[start Records supplied]

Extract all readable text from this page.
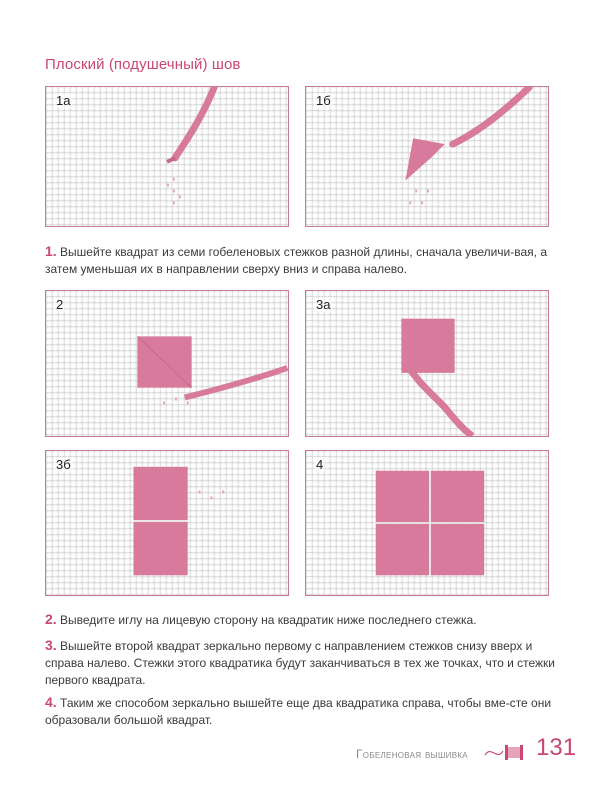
Плоский (подушечный) шов
1а	1б

1. Вышейте квадрат из семи гобеленовых стежков разной длины, сначала увеличи-вая, а затем уменьшая их в направлении сверху вниз и справа налево.

2	3а
3б	4

2. Выведите иглу на лицевую сторону на квадратик ниже последнего стежка.

3. Вышейте второй квадрат зеркально первому с направлением стежков снизу вверх и справа налево. Стежки этого квадратика будут заканчиваться в тех же точках, что и стежки первого квадрата.

4. Таким же способом зеркально вышейте еще два квадратика справа, чтобы вме-сте они образовали большой квадрат.

Гобеленовая вышивка	131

[end Records supplied]

### Short task:
Without the pictures, return the entries exactly as they appear.

### Result for this task:
Extract all readable text from this page.
Плоский (подушечный) шов
1а	1б

1. Вышейте квадрат из семи гобеленовых стежков разной длины, сначала увеличи-вая, а затем уменьшая их в направлении сверху вниз и справа налево.

2	3а
3б	4

2. Выведите иглу на лицевую сторону на квадратик ниже последнего стежка.

3. Вышейте второй квадрат зеркально первому с направлением стежков снизу вверх и справа налево. Стежки этого квадратика будут заканчиваться в тех же точках, что и стежки первого квадрата.

4. Таким же способом зеркально вышейте еще два квадратика справа, чтобы вме-сте они образовали большой квадрат.

Гобеленовая вышивка	131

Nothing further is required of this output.